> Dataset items
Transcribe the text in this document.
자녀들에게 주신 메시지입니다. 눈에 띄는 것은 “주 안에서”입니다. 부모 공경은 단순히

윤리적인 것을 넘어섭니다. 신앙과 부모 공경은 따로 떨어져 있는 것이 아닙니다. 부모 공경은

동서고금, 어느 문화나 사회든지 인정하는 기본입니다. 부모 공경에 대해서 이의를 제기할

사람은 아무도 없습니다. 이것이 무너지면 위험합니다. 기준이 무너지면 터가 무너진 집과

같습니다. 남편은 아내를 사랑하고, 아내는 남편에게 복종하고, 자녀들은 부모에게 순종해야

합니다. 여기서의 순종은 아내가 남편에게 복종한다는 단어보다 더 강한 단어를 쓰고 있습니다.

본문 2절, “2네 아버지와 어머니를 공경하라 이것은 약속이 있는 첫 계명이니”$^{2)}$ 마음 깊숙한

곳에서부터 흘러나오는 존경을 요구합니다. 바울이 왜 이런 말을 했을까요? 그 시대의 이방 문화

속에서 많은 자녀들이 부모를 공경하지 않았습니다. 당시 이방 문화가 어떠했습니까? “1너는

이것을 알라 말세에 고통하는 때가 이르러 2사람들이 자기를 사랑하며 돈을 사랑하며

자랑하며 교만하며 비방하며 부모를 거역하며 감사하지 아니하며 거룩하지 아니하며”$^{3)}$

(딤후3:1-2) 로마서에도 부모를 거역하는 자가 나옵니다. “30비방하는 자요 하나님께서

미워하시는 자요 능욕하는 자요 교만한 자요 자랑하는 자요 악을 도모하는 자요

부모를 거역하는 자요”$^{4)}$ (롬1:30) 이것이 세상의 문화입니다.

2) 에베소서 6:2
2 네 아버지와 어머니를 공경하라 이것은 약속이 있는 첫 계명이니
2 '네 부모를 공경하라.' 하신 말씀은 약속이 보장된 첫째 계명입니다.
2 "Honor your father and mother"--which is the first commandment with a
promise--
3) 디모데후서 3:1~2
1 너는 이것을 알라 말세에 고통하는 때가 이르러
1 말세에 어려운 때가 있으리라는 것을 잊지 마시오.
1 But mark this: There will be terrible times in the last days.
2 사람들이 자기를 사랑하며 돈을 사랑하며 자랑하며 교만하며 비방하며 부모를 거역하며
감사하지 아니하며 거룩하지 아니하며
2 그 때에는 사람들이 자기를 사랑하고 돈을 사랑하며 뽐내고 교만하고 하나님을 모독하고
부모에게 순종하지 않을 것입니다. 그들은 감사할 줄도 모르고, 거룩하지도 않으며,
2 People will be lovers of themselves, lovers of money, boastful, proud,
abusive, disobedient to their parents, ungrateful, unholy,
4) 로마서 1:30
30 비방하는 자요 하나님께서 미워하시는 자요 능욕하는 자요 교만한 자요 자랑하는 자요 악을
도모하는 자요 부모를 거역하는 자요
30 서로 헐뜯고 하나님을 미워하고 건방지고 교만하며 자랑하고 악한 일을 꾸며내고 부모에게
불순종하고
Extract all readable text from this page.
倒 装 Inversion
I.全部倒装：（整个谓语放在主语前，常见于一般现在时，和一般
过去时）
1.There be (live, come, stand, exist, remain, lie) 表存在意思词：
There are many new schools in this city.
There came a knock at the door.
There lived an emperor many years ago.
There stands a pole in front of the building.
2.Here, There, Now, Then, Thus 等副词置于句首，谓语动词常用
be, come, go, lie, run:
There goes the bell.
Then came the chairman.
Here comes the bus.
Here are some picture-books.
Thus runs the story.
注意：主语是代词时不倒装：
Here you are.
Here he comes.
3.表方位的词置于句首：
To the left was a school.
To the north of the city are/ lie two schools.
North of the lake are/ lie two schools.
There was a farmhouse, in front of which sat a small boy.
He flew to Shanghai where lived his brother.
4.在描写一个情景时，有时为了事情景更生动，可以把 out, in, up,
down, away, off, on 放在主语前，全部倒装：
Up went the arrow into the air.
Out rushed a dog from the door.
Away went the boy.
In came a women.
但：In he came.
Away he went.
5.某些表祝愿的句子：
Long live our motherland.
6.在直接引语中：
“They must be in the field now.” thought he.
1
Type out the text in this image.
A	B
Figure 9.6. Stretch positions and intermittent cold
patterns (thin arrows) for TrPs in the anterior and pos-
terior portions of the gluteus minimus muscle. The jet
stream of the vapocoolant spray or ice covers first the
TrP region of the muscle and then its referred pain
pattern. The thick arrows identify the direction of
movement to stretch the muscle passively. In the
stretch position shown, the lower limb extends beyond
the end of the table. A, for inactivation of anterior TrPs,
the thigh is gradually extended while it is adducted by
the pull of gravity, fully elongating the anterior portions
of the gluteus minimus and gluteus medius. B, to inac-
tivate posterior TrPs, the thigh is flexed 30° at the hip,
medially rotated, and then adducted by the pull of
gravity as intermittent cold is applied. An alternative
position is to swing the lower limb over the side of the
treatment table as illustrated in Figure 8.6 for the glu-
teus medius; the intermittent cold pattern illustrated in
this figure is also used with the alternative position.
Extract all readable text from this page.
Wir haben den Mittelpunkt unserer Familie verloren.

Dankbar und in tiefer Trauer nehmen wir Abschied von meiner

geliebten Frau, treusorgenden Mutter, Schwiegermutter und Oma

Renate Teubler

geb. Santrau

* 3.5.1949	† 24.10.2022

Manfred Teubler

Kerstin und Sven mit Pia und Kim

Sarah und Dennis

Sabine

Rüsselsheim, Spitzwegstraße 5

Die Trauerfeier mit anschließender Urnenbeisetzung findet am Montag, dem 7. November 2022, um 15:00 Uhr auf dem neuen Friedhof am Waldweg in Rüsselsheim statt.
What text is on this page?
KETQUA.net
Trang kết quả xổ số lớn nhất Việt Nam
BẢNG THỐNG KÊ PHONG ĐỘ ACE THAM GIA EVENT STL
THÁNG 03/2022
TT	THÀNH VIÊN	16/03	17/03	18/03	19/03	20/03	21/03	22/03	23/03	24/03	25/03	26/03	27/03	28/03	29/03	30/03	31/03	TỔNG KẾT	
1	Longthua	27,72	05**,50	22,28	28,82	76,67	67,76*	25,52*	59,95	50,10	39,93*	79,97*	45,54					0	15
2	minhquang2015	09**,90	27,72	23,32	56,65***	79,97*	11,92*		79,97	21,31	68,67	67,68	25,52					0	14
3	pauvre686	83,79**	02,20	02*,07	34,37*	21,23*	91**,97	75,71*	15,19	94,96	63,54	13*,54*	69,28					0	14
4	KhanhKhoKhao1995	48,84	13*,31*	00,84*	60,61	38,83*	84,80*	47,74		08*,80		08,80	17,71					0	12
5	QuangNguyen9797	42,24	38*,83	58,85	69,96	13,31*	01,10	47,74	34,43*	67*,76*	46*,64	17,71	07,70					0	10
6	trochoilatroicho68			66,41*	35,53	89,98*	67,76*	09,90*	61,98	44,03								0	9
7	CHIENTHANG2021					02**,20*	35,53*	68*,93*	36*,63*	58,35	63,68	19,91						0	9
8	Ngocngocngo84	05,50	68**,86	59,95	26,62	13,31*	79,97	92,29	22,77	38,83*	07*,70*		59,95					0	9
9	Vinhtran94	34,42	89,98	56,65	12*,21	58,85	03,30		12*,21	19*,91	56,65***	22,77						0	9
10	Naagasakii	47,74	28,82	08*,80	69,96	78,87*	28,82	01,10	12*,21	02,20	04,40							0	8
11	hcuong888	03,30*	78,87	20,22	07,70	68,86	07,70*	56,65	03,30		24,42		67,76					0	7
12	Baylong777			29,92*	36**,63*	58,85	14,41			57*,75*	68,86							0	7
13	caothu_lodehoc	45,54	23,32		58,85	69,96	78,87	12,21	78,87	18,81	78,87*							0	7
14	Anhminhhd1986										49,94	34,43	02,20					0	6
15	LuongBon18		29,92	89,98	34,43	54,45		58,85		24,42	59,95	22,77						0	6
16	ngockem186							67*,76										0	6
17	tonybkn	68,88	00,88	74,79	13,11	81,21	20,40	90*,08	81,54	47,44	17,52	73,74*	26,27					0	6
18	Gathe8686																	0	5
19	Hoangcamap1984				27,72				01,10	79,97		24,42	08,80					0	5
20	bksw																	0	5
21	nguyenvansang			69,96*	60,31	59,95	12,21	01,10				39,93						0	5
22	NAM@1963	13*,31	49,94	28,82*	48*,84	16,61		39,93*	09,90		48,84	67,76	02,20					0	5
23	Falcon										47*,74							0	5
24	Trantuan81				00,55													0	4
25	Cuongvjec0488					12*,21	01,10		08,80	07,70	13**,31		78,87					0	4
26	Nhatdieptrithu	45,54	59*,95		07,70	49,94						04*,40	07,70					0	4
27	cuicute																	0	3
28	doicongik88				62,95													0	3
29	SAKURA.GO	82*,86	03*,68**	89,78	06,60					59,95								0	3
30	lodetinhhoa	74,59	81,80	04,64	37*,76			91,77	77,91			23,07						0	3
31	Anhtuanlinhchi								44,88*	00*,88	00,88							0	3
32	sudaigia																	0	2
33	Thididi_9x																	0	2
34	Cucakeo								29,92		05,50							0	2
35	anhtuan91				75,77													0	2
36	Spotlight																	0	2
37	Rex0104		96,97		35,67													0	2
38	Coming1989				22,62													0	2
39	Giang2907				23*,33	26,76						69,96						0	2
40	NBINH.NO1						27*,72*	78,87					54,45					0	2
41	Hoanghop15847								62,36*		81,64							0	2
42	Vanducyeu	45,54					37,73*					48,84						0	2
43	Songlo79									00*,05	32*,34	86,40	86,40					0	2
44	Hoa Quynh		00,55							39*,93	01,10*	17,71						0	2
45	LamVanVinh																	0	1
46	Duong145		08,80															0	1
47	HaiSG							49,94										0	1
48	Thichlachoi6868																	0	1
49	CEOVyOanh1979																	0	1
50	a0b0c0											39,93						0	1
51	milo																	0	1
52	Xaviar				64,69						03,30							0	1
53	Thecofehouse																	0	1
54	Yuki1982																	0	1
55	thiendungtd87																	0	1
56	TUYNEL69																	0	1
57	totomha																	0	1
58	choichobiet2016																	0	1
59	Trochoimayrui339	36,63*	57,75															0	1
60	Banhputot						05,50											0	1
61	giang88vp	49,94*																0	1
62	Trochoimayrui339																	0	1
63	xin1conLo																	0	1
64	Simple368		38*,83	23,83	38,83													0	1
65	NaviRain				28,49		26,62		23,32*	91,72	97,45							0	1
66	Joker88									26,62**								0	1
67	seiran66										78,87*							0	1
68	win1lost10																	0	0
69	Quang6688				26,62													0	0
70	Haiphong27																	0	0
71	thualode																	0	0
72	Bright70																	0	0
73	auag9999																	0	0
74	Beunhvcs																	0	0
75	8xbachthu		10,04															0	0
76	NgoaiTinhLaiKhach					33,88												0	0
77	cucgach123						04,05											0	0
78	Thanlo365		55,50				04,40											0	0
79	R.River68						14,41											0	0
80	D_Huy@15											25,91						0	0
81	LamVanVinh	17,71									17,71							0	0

> What the task requires
Of the lines above, how many hold the string "자랑하며"? Answer with only the number.

> Solution to the exercise
2